* _Exercise prompt_:
For the material that follows, list every line containing the word "возникновеніе".

* _Collected data entries_:
#####

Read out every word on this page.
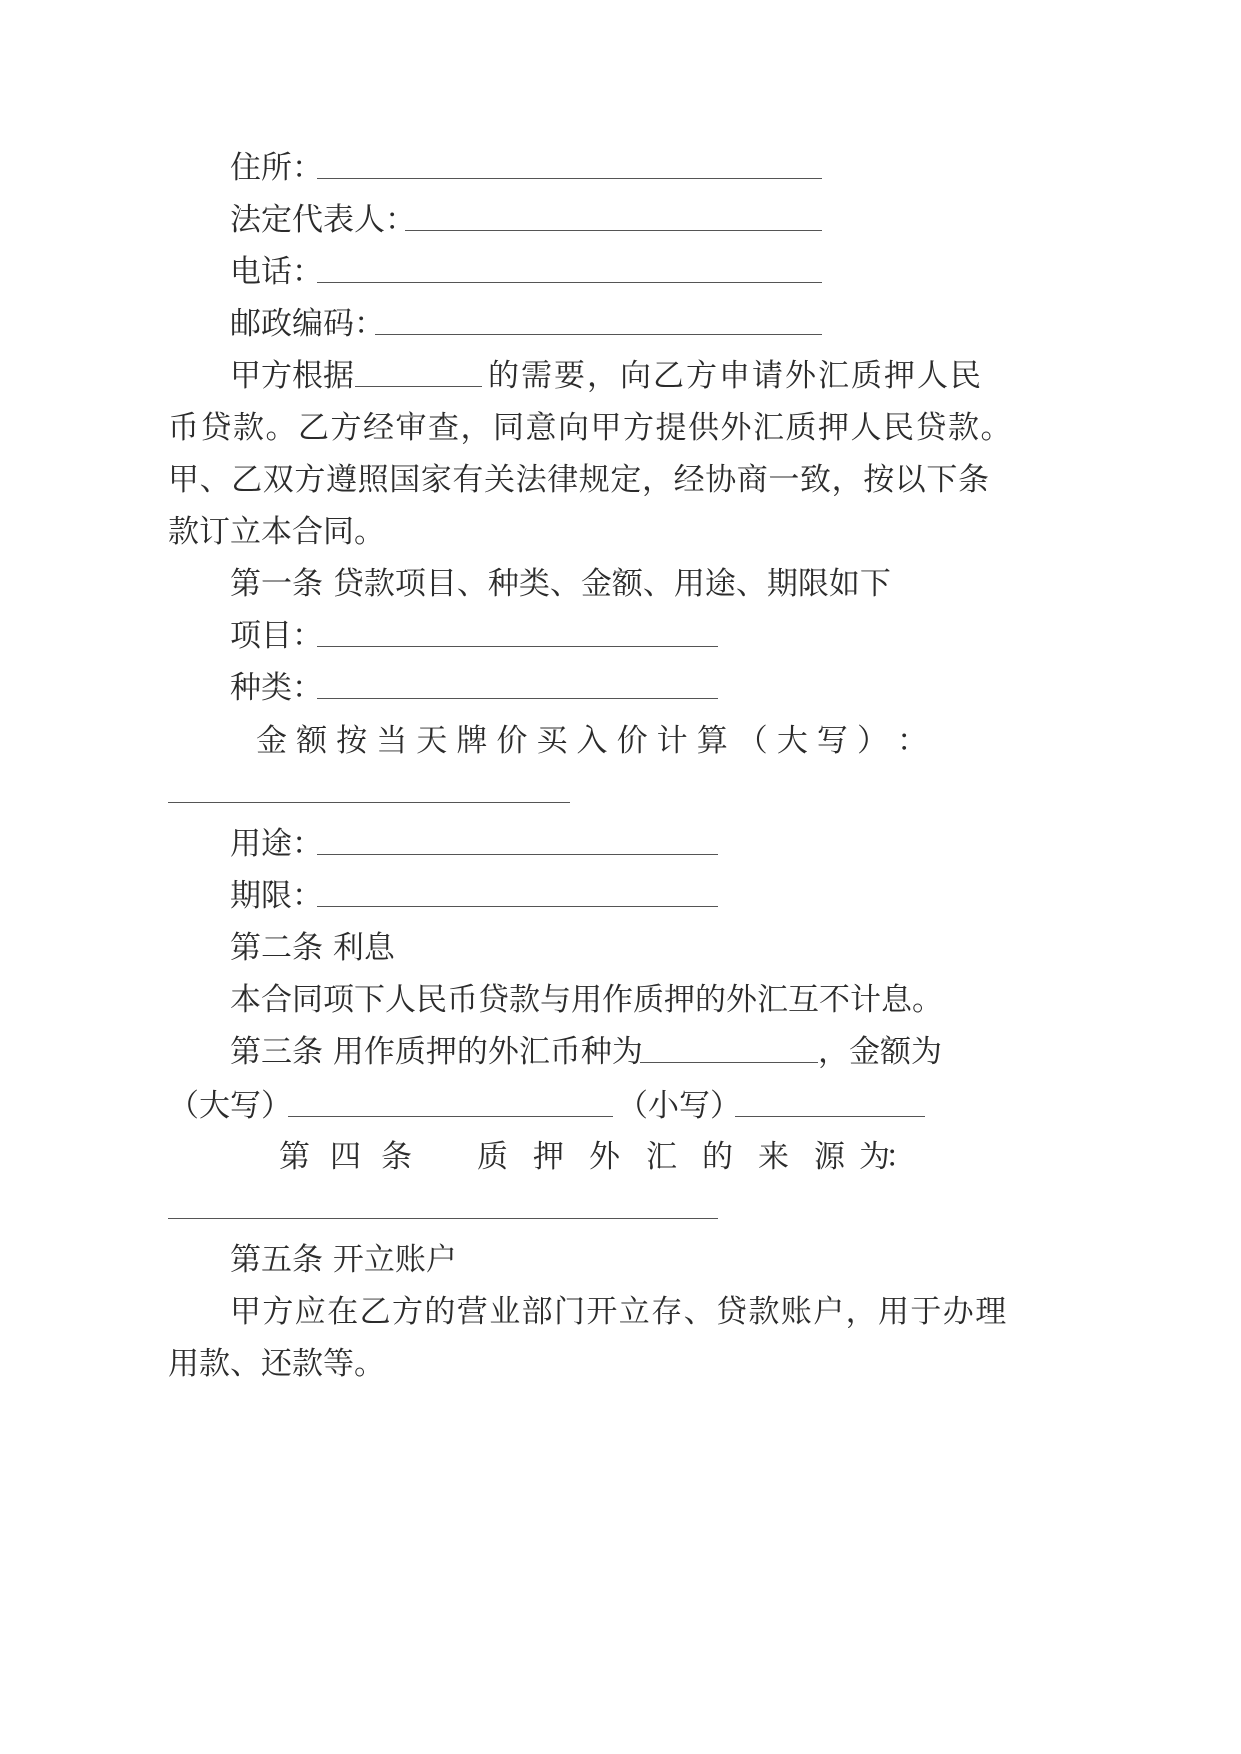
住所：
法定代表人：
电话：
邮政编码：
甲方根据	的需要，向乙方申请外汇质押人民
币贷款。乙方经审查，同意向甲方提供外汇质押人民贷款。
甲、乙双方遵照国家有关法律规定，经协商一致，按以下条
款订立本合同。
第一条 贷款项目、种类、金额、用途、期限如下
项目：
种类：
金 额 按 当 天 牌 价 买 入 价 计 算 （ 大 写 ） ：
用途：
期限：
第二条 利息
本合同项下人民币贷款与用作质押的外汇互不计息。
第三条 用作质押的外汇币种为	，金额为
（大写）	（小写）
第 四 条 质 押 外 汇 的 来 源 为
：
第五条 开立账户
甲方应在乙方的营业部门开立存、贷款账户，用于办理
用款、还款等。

#####

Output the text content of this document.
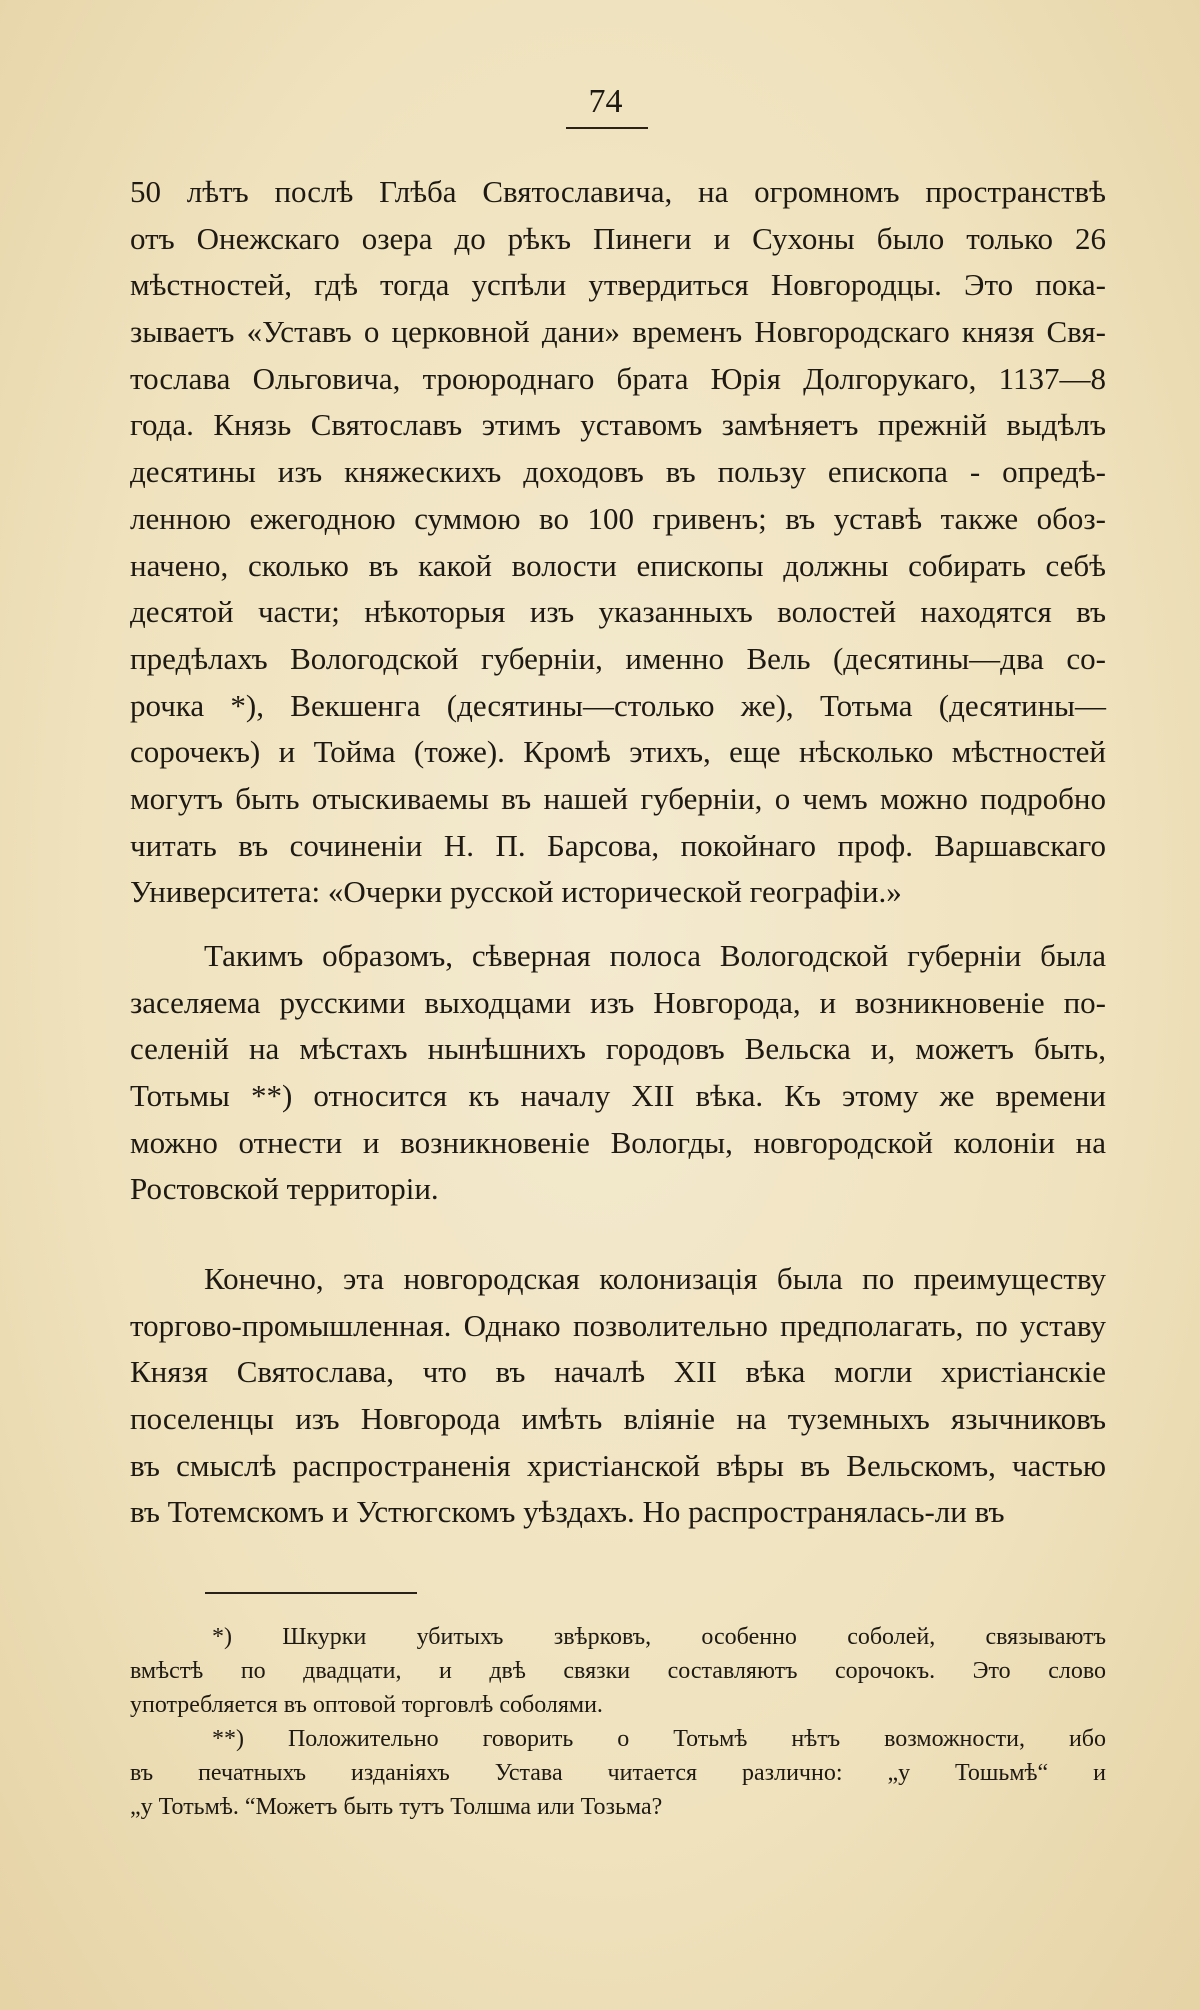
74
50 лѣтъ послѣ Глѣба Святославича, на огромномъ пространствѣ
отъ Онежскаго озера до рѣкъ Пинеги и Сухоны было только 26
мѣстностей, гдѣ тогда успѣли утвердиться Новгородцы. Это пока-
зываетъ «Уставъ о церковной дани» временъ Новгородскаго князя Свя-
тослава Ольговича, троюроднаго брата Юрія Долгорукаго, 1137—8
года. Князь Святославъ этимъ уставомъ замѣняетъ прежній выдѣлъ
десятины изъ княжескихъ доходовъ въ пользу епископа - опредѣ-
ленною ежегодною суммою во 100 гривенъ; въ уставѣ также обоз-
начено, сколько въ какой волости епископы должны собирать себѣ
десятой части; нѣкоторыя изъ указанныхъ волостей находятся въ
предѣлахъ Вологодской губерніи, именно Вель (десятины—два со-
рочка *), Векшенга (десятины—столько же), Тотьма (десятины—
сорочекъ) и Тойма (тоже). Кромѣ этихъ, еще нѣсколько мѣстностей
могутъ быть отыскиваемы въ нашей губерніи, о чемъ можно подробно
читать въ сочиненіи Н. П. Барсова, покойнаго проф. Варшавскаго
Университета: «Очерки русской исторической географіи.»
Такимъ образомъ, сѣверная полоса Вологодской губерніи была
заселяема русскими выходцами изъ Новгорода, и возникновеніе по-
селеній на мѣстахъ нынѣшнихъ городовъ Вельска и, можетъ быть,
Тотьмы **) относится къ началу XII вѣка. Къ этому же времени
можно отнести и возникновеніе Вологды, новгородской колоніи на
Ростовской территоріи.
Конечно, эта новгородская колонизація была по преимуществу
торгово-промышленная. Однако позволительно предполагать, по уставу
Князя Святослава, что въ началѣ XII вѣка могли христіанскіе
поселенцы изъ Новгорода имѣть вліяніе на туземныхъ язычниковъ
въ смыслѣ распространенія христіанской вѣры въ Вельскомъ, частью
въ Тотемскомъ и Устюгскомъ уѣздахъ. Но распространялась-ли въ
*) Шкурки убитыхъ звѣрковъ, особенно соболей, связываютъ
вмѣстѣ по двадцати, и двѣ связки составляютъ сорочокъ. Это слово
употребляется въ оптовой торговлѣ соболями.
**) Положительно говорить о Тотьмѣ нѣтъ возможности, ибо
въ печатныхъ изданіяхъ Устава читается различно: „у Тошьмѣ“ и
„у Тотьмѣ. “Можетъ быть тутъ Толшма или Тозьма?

#####

* _Result for this exercise_:
заселяема русскими выходцами изъ Новгорода, и возникновеніе по-
можно отнести и возникновеніе Вологды, новгородской колоніи на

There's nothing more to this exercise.